*GOAL*:
State only the number of lines that include "name".

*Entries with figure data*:
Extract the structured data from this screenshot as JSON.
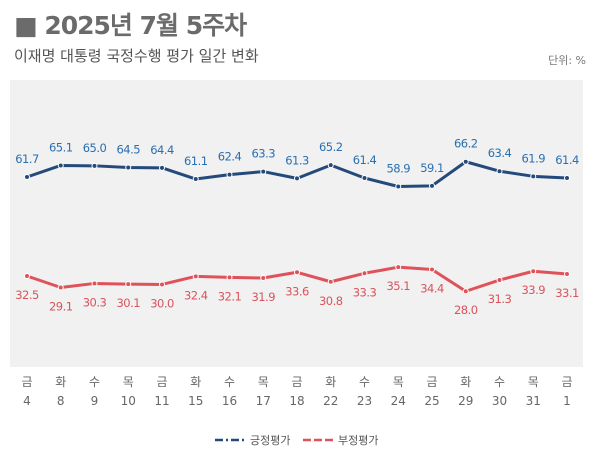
{
  "header": {
    "title": "■ 2025년 7월 5주차",
    "subtitle": "이재명 대통령 국정수행 평가 일간 변화",
    "unit": "단위: %"
  },
  "chart_data": {
    "type": "line",
    "categories_day": [
      "금",
      "화",
      "수",
      "목",
      "금",
      "화",
      "수",
      "목",
      "금",
      "화",
      "수",
      "목",
      "금",
      "화",
      "수",
      "목",
      "금"
    ],
    "categories_date": [
      "4",
      "8",
      "9",
      "10",
      "11",
      "15",
      "16",
      "17",
      "18",
      "22",
      "23",
      "24",
      "25",
      "29",
      "30",
      "31",
      "1"
    ],
    "series": [
      {
        "name": "긍정평가",
        "color": "#244a7c",
        "label_color": "#2a6fb0",
        "values": [
          61.7,
          65.1,
          65.0,
          64.5,
          64.4,
          61.1,
          62.4,
          63.3,
          61.3,
          65.2,
          61.4,
          58.9,
          59.1,
          66.2,
          63.4,
          61.9,
          61.4
        ]
      },
      {
        "name": "부정평가",
        "color": "#e0525a",
        "label_color": "#d9545c",
        "values": [
          32.5,
          29.1,
          30.3,
          30.1,
          30.0,
          32.4,
          32.1,
          31.9,
          33.6,
          30.8,
          33.3,
          35.1,
          34.4,
          28.0,
          31.3,
          33.9,
          33.1
        ]
      }
    ],
    "grid": false,
    "legend": "bottom-center"
  }
}
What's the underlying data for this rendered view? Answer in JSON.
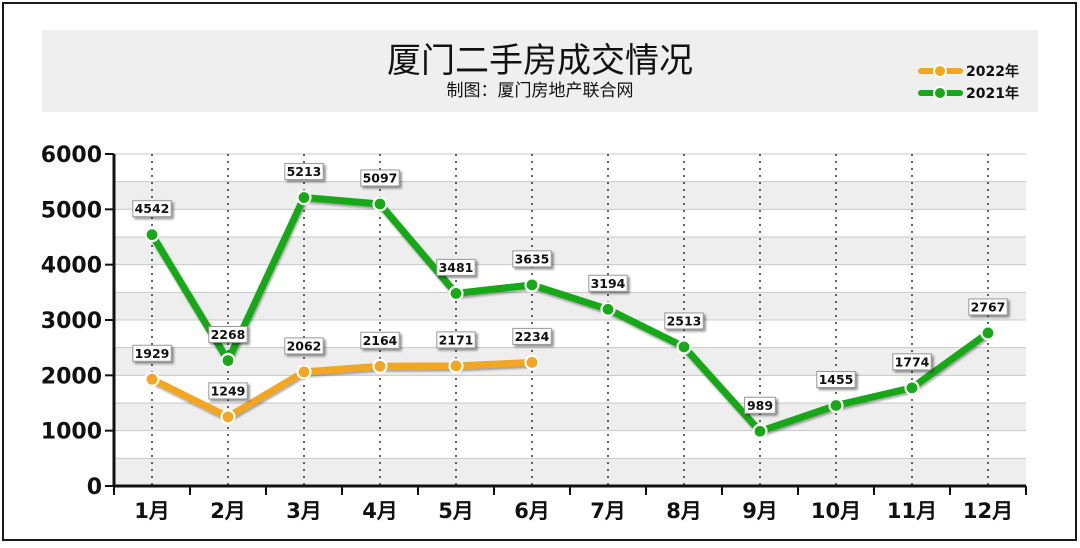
{
  "chart_data": {
    "type": "line",
    "title": "厦门二手房成交情况",
    "subtitle": "制图：厦门房地产联合网",
    "categories": [
      "1月",
      "2月",
      "3月",
      "4月",
      "5月",
      "6月",
      "7月",
      "8月",
      "9月",
      "10月",
      "11月",
      "12月"
    ],
    "series": [
      {
        "name": "2022年",
        "color": "#f2a623",
        "values": [
          1929,
          1249,
          2062,
          2164,
          2171,
          2234,
          null,
          null,
          null,
          null,
          null,
          null
        ]
      },
      {
        "name": "2021年",
        "color": "#18a818",
        "values": [
          4542,
          2268,
          5213,
          5097,
          3481,
          3635,
          3194,
          2513,
          989,
          1455,
          1774,
          2767
        ]
      }
    ],
    "ylim": [
      0,
      6000
    ],
    "yticks": [
      0,
      1000,
      2000,
      3000,
      4000,
      5000,
      6000
    ],
    "xlabel": "",
    "ylabel": "",
    "grid": true,
    "legend_position": "top-right"
  }
}
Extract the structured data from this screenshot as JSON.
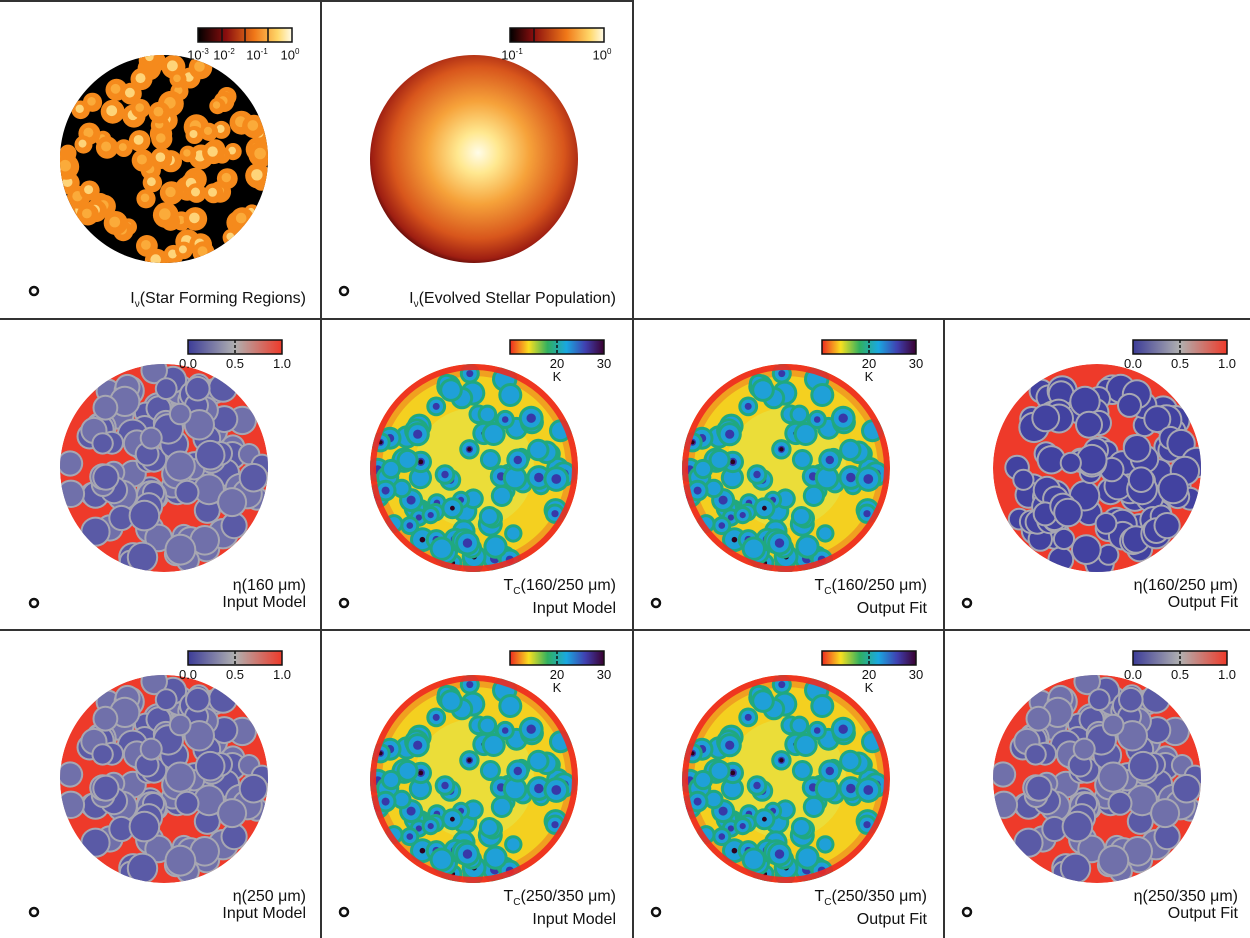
{
  "panels": {
    "star_forming": {
      "label_main": "I",
      "label_sub": "ν",
      "label_rest": "(Star Forming Regions)"
    },
    "evolved": {
      "label_main": "I",
      "label_sub": "ν",
      "label_rest": "(Evolved Stellar Population)"
    },
    "eta160_input": {
      "line1": "η(160 μm)",
      "line2": "Input Model"
    },
    "tc160250_input": {
      "line1_main": "T",
      "line1_sub": "C",
      "line1_rest": "(160/250 μm)",
      "line2": "Input Model"
    },
    "tc160250_output": {
      "line1_main": "T",
      "line1_sub": "C",
      "line1_rest": "(160/250 μm)",
      "line2": "Output Fit"
    },
    "eta160250_output": {
      "line1": "η(160/250 μm)",
      "line2": "Output Fit"
    },
    "eta250_input": {
      "line1": "η(250 μm)",
      "line2": "Input Model"
    },
    "tc250350_input": {
      "line1_main": "T",
      "line1_sub": "C",
      "line1_rest": "(250/350 μm)",
      "line2": "Input Model"
    },
    "tc250350_output": {
      "line1_main": "T",
      "line1_sub": "C",
      "line1_rest": "(250/350 μm)",
      "line2": "Output Fit"
    },
    "eta250350_output": {
      "line1": "η(250/350 μm)",
      "line2": "Output Fit"
    }
  },
  "colorbars": {
    "sfr": {
      "ticks": [
        "10",
        "10",
        "10",
        "10"
      ],
      "exps": [
        "-3",
        "-2",
        "-1",
        "0"
      ]
    },
    "evolved": {
      "ticks": [
        "10",
        "10"
      ],
      "exps": [
        "-1",
        "0"
      ]
    },
    "eta": {
      "ticks": [
        "0.0",
        "0.5",
        "1.0"
      ]
    },
    "temp": {
      "ticks": [
        "20",
        "30"
      ],
      "unit": "K"
    }
  },
  "colors": {
    "grid": "#333333",
    "eta_low": "#4a4aa0",
    "eta_mid": "#aaaaaa",
    "eta_high": "#ee3a2a",
    "sfr_bg": "#000000",
    "sfr_blob": "#f58a1c"
  }
}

*RESULT FOR THIS EXERCISE*:
4